### Directive:
Collect each line of the records containing the string "similares".

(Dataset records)
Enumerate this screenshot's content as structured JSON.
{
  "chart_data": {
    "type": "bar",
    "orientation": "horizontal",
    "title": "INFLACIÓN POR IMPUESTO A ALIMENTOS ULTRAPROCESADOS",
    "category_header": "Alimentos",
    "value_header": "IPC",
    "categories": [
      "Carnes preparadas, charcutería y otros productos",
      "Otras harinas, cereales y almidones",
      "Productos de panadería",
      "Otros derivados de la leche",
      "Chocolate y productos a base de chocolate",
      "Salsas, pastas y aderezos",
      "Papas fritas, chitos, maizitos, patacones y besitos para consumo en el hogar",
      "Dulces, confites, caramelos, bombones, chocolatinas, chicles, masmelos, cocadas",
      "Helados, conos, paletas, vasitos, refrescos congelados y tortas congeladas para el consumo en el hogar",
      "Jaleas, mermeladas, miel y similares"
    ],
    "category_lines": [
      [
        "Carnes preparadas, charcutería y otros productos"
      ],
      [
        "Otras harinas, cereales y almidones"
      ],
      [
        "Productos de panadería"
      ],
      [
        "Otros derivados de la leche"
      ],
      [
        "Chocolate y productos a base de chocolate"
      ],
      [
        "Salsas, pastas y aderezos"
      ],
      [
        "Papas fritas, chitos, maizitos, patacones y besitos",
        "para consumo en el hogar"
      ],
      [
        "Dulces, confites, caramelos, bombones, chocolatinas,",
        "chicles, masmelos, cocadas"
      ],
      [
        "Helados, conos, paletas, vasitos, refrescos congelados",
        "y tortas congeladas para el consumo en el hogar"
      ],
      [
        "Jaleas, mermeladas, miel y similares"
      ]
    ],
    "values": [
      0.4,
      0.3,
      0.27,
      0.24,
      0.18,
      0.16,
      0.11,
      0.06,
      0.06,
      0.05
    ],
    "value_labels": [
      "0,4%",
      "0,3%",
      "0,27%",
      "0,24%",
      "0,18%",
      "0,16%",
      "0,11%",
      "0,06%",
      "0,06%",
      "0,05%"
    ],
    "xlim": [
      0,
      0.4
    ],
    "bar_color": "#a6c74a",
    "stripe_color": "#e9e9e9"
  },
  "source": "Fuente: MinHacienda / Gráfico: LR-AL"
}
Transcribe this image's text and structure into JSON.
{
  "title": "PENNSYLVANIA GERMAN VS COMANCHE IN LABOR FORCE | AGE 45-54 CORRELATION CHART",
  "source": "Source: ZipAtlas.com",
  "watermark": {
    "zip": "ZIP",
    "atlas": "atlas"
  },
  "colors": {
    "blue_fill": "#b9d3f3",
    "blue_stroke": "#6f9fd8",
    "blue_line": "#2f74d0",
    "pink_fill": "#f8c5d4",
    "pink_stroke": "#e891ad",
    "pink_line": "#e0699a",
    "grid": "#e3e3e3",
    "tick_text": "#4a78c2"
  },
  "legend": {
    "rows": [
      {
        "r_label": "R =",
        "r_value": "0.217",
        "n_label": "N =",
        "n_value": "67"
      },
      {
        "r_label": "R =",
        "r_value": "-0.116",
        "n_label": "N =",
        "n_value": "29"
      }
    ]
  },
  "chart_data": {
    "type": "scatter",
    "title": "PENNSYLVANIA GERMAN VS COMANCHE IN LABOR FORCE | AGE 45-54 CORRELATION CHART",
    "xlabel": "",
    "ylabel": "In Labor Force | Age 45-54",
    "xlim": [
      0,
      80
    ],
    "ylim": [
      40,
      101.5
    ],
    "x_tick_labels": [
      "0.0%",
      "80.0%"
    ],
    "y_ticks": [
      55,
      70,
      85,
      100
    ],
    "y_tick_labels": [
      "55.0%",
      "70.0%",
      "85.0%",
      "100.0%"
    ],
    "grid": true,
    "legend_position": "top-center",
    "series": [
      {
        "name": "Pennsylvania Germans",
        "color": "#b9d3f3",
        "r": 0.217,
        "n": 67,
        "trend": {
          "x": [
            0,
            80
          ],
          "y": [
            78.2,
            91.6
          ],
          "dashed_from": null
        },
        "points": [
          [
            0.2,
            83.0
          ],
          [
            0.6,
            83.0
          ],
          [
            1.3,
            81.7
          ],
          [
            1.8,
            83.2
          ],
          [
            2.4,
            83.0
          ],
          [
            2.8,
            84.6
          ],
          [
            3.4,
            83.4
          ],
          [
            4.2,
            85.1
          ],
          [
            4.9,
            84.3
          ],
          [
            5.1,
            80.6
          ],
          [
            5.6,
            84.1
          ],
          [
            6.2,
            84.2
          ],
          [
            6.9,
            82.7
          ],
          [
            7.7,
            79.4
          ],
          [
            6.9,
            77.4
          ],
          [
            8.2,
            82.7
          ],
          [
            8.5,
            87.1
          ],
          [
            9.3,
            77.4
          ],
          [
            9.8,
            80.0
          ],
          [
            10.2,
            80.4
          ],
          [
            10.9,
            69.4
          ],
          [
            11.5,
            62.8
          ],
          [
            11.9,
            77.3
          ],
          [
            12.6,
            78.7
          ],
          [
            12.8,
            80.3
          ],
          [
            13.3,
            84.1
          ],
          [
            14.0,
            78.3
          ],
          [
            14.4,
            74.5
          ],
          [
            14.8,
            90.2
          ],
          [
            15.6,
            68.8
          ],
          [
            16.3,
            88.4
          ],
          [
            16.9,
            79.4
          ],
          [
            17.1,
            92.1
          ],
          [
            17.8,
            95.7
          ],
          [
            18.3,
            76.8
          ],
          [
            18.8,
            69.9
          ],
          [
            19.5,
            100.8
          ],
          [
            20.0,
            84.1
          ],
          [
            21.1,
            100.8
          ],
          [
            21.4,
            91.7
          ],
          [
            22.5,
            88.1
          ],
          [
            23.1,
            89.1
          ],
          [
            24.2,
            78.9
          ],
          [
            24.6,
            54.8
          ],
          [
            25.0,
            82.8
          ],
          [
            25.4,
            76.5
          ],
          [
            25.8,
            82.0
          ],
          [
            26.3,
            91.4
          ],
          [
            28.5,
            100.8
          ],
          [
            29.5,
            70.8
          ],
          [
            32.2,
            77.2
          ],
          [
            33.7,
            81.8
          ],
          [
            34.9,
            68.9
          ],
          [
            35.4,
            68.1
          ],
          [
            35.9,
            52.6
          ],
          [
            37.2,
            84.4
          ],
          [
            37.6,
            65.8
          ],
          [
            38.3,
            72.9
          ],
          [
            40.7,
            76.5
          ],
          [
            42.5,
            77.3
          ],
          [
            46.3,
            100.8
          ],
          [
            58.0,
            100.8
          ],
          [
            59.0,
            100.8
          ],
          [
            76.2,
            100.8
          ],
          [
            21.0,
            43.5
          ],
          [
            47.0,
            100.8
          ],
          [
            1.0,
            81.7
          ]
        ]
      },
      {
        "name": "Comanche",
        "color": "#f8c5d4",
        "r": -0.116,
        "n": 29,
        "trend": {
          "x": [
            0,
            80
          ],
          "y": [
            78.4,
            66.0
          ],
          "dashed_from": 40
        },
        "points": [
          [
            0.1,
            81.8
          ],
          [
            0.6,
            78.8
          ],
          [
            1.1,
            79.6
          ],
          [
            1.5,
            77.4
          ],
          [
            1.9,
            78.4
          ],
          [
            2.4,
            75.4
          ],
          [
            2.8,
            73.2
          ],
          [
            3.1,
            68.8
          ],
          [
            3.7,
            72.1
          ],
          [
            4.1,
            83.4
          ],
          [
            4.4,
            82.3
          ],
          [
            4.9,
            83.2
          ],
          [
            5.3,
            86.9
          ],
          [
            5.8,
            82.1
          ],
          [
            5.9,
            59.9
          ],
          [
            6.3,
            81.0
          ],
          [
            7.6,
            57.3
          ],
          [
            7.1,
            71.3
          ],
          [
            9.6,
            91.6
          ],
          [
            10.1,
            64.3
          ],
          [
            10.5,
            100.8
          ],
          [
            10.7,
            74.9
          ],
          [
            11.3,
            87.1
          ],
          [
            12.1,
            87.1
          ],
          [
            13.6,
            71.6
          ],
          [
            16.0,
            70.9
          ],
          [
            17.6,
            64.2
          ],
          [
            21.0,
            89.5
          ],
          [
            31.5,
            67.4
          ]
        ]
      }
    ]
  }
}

### Reply to the task:
      "Jaleas, mermeladas, miel y similares"
        "Jaleas, mermeladas, miel y similares"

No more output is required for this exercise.